> _GIVEN REQUEST_:
Search the records below for the word "JSON" and show every line where it occurs.

┌──

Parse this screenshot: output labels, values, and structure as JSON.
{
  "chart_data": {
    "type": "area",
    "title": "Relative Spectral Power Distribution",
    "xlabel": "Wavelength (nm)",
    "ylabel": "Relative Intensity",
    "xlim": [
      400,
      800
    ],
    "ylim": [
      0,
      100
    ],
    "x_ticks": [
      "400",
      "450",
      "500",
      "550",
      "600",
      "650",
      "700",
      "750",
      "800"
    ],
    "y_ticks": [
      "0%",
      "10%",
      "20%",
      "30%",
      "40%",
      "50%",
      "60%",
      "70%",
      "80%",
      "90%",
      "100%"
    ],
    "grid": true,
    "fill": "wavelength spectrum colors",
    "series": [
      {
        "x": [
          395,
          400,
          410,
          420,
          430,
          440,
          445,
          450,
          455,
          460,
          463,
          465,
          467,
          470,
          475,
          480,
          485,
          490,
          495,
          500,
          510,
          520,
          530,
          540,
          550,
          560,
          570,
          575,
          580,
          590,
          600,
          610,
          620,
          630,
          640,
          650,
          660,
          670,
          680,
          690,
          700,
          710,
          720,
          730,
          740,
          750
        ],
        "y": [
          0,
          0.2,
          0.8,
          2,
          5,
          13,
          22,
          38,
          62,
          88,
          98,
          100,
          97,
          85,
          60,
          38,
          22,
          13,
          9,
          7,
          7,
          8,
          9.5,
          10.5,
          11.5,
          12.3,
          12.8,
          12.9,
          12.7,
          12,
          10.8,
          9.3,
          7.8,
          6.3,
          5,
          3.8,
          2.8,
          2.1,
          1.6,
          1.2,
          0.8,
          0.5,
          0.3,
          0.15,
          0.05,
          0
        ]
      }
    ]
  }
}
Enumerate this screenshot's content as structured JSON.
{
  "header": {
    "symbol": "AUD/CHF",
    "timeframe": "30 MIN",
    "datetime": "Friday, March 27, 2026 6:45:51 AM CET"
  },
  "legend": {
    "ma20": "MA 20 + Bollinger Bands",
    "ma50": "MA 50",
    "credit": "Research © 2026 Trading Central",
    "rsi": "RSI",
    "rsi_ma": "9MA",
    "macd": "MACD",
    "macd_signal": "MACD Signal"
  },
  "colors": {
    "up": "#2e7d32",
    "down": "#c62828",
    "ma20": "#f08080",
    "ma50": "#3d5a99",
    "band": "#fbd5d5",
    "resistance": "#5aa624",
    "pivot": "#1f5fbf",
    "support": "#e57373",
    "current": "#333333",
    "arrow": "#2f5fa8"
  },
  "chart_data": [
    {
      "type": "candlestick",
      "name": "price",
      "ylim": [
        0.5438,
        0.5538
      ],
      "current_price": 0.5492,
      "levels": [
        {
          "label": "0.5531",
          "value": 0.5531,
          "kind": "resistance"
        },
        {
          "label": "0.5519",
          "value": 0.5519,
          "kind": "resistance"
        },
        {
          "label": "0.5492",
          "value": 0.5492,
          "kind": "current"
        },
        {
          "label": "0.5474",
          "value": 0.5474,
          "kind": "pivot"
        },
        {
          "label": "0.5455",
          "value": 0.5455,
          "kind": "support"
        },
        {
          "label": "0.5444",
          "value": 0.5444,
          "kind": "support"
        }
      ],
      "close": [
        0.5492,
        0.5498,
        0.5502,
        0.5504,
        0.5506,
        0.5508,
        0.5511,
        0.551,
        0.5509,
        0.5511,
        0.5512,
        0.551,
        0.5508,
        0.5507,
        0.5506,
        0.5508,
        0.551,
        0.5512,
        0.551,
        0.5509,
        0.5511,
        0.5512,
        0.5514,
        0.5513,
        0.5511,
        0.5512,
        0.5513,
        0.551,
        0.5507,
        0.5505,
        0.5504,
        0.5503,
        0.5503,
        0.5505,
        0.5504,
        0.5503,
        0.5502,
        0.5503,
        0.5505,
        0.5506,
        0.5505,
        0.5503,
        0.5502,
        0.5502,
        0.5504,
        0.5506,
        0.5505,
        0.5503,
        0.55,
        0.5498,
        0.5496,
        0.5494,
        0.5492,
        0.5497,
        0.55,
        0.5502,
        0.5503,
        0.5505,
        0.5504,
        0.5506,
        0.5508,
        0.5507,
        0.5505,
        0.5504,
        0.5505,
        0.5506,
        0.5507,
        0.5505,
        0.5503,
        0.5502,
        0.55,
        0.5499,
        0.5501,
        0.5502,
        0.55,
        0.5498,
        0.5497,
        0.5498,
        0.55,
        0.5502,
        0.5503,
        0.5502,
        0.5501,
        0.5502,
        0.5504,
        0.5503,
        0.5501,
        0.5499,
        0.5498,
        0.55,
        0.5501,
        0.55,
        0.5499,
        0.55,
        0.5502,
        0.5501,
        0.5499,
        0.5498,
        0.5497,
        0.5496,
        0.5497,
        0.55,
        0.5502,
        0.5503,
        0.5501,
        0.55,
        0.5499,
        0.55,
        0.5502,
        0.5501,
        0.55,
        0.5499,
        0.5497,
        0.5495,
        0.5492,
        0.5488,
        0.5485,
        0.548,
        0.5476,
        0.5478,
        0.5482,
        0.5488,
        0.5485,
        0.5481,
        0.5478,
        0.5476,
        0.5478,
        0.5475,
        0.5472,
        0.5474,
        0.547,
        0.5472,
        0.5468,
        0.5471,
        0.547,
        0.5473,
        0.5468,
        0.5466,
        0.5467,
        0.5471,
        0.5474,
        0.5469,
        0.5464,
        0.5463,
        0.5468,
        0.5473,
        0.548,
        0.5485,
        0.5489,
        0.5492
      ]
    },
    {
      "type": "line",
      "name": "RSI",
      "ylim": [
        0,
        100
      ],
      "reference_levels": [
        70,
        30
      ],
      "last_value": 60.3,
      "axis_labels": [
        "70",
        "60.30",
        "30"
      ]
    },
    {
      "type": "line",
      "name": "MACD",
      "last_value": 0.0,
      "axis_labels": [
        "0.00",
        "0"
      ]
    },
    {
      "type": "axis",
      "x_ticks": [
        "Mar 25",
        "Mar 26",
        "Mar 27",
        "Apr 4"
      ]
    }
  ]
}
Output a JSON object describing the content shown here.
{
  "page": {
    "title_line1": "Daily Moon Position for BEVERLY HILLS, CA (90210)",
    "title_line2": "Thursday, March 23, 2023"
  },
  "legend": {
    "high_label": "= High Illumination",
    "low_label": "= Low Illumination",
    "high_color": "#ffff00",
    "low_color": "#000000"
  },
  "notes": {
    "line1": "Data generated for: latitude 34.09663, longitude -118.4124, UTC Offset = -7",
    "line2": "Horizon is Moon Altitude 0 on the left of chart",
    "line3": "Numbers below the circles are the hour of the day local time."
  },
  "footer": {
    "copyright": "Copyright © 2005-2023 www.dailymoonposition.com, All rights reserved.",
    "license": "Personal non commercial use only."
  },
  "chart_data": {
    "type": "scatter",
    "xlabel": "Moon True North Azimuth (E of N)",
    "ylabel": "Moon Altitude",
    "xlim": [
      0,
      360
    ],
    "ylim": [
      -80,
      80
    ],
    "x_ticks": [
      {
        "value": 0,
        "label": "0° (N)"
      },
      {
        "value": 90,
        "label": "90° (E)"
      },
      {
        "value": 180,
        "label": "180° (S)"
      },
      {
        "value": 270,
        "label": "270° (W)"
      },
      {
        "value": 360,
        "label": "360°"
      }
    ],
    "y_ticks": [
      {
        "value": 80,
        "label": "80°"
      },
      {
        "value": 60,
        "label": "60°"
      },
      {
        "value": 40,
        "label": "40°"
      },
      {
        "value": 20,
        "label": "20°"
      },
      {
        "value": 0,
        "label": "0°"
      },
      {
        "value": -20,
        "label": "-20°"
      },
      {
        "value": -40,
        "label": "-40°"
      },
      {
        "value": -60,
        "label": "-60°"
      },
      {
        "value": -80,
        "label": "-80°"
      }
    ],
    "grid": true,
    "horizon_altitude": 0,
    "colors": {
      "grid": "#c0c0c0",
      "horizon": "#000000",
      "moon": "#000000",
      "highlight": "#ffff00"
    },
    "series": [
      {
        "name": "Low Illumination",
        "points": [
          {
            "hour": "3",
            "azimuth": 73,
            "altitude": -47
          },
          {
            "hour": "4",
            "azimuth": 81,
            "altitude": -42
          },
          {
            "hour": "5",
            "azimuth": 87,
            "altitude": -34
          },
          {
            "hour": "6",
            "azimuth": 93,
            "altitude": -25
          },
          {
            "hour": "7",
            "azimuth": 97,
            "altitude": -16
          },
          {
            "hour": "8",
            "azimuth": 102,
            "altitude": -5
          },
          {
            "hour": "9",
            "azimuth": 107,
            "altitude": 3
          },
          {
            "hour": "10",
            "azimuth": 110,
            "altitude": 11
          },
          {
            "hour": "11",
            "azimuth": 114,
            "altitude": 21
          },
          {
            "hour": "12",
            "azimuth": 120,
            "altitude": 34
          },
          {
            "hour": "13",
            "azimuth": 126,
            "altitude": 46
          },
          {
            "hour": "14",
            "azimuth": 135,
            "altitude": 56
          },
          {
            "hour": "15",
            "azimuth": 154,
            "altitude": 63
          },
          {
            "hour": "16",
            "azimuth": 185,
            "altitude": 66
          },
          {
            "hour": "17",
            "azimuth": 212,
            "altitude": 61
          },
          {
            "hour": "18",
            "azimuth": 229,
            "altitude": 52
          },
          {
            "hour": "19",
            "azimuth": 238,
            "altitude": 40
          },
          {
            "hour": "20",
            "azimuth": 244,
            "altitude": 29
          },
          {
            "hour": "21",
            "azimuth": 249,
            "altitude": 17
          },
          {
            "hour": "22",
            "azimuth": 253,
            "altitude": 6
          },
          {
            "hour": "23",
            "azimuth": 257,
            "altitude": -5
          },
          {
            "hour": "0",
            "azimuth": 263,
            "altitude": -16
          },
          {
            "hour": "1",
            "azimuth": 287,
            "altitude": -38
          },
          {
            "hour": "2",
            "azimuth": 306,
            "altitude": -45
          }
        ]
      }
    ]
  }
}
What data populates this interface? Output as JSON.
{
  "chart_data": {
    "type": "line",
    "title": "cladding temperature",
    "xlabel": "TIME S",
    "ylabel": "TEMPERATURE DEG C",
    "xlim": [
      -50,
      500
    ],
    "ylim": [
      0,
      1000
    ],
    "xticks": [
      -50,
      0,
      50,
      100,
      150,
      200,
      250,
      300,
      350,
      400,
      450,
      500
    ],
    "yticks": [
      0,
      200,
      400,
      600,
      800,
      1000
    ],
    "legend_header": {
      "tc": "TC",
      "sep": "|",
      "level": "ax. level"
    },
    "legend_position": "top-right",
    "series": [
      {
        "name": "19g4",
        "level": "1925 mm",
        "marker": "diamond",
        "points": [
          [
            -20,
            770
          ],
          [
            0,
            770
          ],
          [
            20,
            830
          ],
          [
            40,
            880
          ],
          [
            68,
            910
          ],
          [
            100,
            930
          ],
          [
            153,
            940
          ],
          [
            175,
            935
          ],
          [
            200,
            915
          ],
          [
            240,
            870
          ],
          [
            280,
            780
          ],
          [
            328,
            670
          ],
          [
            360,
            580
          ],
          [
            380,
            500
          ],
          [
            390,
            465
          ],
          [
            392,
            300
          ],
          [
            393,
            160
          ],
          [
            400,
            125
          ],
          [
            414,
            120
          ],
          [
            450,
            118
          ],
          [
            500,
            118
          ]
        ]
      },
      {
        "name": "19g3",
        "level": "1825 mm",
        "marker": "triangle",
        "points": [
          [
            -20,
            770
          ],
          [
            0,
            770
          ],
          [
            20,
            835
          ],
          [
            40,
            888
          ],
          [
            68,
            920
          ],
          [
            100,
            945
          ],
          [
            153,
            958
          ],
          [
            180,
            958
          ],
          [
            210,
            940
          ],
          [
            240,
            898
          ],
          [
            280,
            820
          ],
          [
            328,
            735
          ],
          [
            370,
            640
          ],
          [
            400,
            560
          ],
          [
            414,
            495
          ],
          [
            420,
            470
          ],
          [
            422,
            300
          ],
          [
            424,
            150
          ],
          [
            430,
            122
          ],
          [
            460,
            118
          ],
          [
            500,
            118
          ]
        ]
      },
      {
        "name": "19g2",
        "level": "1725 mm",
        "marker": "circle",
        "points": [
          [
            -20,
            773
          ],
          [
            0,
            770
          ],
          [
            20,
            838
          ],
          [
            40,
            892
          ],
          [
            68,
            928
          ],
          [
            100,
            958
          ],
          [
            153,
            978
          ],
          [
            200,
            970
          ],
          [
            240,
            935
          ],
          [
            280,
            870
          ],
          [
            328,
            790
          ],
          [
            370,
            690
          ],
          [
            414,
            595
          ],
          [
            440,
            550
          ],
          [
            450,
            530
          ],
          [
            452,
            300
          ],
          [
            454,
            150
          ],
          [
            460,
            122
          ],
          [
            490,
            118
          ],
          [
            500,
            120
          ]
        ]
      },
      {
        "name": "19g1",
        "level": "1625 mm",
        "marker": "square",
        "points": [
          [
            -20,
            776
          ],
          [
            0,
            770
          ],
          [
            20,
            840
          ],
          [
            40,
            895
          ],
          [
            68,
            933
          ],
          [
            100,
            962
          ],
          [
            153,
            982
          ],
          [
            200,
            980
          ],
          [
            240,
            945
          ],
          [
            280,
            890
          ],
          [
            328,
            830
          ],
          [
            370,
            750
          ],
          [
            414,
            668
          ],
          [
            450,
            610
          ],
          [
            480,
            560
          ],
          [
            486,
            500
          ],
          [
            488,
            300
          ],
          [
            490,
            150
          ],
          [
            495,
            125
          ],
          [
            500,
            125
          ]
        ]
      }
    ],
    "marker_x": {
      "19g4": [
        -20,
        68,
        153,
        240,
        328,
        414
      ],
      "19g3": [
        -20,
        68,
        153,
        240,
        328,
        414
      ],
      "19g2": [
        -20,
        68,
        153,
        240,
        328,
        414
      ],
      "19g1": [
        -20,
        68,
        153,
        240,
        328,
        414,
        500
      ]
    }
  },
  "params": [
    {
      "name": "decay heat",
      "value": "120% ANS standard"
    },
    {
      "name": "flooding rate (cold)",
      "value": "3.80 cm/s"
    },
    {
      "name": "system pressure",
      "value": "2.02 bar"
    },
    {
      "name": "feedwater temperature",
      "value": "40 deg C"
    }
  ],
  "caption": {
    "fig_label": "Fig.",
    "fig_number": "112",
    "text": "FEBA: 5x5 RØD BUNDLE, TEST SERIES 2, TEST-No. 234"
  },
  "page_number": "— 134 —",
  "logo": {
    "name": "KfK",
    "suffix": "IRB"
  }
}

└──

> _TASK RESULT_:
Parse this screenshot: output labels, values, and structure as JSON.
Enumerate this screenshot's content as structured JSON.
Output a JSON object describing the content shown here.
What data populates this interface? Output as JSON.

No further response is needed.